> _Input_:
------
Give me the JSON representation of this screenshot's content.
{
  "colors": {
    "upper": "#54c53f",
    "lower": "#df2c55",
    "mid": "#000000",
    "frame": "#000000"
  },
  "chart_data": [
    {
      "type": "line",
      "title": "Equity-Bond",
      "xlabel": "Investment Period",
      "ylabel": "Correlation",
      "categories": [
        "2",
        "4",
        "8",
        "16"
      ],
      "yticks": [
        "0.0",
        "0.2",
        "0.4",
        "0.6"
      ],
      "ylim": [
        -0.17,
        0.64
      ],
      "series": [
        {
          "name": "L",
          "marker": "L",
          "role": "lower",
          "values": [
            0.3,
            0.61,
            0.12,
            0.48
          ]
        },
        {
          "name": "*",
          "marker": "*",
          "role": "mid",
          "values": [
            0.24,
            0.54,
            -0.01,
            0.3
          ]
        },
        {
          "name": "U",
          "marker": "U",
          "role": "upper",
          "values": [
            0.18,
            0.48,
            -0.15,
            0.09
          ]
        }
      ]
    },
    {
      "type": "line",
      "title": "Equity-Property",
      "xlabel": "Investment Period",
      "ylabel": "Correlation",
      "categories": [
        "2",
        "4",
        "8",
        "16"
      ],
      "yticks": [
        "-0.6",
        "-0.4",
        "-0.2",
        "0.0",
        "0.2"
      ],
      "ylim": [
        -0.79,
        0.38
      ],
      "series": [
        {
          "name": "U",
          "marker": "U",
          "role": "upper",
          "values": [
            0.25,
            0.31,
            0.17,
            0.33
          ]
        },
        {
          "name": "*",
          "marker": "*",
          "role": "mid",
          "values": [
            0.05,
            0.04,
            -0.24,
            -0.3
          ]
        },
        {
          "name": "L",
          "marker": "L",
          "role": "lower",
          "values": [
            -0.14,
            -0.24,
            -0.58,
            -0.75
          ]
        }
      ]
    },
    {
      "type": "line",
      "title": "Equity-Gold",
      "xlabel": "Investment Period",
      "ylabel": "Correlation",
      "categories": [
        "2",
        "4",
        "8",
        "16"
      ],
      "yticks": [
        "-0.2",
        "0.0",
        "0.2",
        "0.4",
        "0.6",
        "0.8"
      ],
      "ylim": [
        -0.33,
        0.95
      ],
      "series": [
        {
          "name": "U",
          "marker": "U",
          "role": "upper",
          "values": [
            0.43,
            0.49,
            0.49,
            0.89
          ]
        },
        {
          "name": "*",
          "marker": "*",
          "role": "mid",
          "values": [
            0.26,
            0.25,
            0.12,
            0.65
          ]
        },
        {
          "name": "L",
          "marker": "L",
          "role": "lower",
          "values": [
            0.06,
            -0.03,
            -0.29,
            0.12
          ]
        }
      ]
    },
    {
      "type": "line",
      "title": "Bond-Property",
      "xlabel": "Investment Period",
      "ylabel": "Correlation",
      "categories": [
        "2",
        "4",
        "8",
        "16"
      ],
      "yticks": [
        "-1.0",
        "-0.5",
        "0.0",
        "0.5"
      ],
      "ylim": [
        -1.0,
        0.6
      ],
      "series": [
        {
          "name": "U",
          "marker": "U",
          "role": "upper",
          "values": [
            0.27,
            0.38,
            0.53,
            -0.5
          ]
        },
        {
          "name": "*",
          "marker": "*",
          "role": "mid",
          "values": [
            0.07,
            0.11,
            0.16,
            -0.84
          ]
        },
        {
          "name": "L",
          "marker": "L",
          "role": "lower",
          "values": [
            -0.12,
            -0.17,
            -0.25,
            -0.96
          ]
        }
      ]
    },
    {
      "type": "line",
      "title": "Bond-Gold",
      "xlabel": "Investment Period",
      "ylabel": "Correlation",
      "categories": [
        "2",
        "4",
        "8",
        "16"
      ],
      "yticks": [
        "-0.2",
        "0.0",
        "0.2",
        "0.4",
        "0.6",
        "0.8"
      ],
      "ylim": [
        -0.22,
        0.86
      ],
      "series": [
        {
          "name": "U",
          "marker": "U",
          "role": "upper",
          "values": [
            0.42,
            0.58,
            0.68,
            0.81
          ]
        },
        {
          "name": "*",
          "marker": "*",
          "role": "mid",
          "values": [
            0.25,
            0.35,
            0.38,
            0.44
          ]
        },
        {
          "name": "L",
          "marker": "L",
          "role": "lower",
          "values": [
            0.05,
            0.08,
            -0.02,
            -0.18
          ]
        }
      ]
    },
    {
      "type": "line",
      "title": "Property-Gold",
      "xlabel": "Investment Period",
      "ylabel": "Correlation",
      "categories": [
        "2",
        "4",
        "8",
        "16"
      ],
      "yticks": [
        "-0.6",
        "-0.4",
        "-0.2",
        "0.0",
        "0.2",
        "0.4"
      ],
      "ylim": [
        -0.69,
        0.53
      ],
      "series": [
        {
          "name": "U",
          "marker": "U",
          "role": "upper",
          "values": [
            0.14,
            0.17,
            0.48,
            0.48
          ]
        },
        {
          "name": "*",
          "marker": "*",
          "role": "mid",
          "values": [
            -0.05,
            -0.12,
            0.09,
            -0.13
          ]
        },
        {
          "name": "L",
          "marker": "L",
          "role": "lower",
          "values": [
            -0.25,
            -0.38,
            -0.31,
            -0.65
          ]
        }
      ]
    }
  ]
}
------
> _Instructions for the task_: What do the records say? Quote them all exactly.

> _Worked solution_:
Give me the JSON representation of this screenshot's content.
{
  "colors": {
    "upper": "#54c53f",
    "lower": "#df2c55",
    "mid": "#000000",
    "frame": "#000000"
  },
  "chart_data": [
    {
      "type": "line",
      "title": "Equity-Bond",
      "xlabel": "Investment Period",
      "ylabel": "Correlation",
      "categories": [
        "2",
        "4",
        "8",
        "16"
      ],
      "yticks": [
        "0.0",
        "0.2",
        "0.4",
        "0.6"
      ],
      "ylim": [
        -0.17,
        0.64
      ],
      "series": [
        {
          "name": "L",
          "marker": "L",
          "role": "lower",
          "values": [
            0.3,
            0.61,
            0.12,
            0.48
          ]
        },
        {
          "name": "*",
          "marker": "*",
          "role": "mid",
          "values": [
            0.24,
            0.54,
            -0.01,
            0.3
          ]
        },
        {
          "name": "U",
          "marker": "U",
          "role": "upper",
          "values": [
            0.18,
            0.48,
            -0.15,
            0.09
          ]
        }
      ]
    },
    {
      "type": "line",
      "title": "Equity-Property",
      "xlabel": "Investment Period",
      "ylabel": "Correlation",
      "categories": [
        "2",
        "4",
        "8",
        "16"
      ],
      "yticks": [
        "-0.6",
        "-0.4",
        "-0.2",
        "0.0",
        "0.2"
      ],
      "ylim": [
        -0.79,
        0.38
      ],
      "series": [
        {
          "name": "U",
          "marker": "U",
          "role": "upper",
          "values": [
            0.25,
            0.31,
            0.17,
            0.33
          ]
        },
        {
          "name": "*",
          "marker": "*",
          "role": "mid",
          "values": [
            0.05,
            0.04,
            -0.24,
            -0.3
          ]
        },
        {
          "name": "L",
          "marker": "L",
          "role": "lower",
          "values": [
            -0.14,
            -0.24,
            -0.58,
            -0.75
          ]
        }
      ]
    },
    {
      "type": "line",
      "title": "Equity-Gold",
      "xlabel": "Investment Period",
      "ylabel": "Correlation",
      "categories": [
        "2",
        "4",
        "8",
        "16"
      ],
      "yticks": [
        "-0.2",
        "0.0",
        "0.2",
        "0.4",
        "0.6",
        "0.8"
      ],
      "ylim": [
        -0.33,
        0.95
      ],
      "series": [
        {
          "name": "U",
          "marker": "U",
          "role": "upper",
          "values": [
            0.43,
            0.49,
            0.49,
            0.89
          ]
        },
        {
          "name": "*",
          "marker": "*",
          "role": "mid",
          "values": [
            0.26,
            0.25,
            0.12,
            0.65
          ]
        },
        {
          "name": "L",
          "marker": "L",
          "role": "lower",
          "values": [
            0.06,
            -0.03,
            -0.29,
            0.12
          ]
        }
      ]
    },
    {
      "type": "line",
      "title": "Bond-Property",
      "xlabel": "Investment Period",
      "ylabel": "Correlation",
      "categories": [
        "2",
        "4",
        "8",
        "16"
      ],
      "yticks": [
        "-1.0",
        "-0.5",
        "0.0",
        "0.5"
      ],
      "ylim": [
        -1.0,
        0.6
      ],
      "series": [
        {
          "name": "U",
          "marker": "U",
          "role": "upper",
          "values": [
            0.27,
            0.38,
            0.53,
            -0.5
          ]
        },
        {
          "name": "*",
          "marker": "*",
          "role": "mid",
          "values": [
            0.07,
            0.11,
            0.16,
            -0.84
          ]
        },
        {
          "name": "L",
          "marker": "L",
          "role": "lower",
          "values": [
            -0.12,
            -0.17,
            -0.25,
            -0.96
          ]
        }
      ]
    },
    {
      "type": "line",
      "title": "Bond-Gold",
      "xlabel": "Investment Period",
      "ylabel": "Correlation",
      "categories": [
        "2",
        "4",
        "8",
        "16"
      ],
      "yticks": [
        "-0.2",
        "0.0",
        "0.2",
        "0.4",
        "0.6",
        "0.8"
      ],
      "ylim": [
        -0.22,
        0.86
      ],
      "series": [
        {
          "name": "U",
          "marker": "U",
          "role": "upper",
          "values": [
            0.42,
            0.58,
            0.68,
            0.81
          ]
        },
        {
          "name": "*",
          "marker": "*",
          "role": "mid",
          "values": [
            0.25,
            0.35,
            0.38,
            0.44
          ]
        },
        {
          "name": "L",
          "marker": "L",
          "role": "lower",
          "values": [
            0.05,
            0.08,
            -0.02,
            -0.18
          ]
        }
      ]
    },
    {
      "type": "line",
      "title": "Property-Gold",
      "xlabel": "Investment Period",
      "ylabel": "Correlation",
      "categories": [
        "2",
        "4",
        "8",
        "16"
      ],
      "yticks": [
        "-0.6",
        "-0.4",
        "-0.2",
        "0.0",
        "0.2",
        "0.4"
      ],
      "ylim": [
        -0.69,
        0.53
      ],
      "series": [
        {
          "name": "U",
          "marker": "U",
          "role": "upper",
          "values": [
            0.14,
            0.17,
            0.48,
            0.48
          ]
        },
        {
          "name": "*",
          "marker": "*",
          "role": "mid",
          "values": [
            -0.05,
            -0.12,
            0.09,
            -0.13
          ]
        },
        {
          "name": "L",
          "marker": "L",
          "role": "lower",
          "values": [
            -0.25,
            -0.38,
            -0.31,
            -0.65
          ]
        }
      ]
    }
  ]
}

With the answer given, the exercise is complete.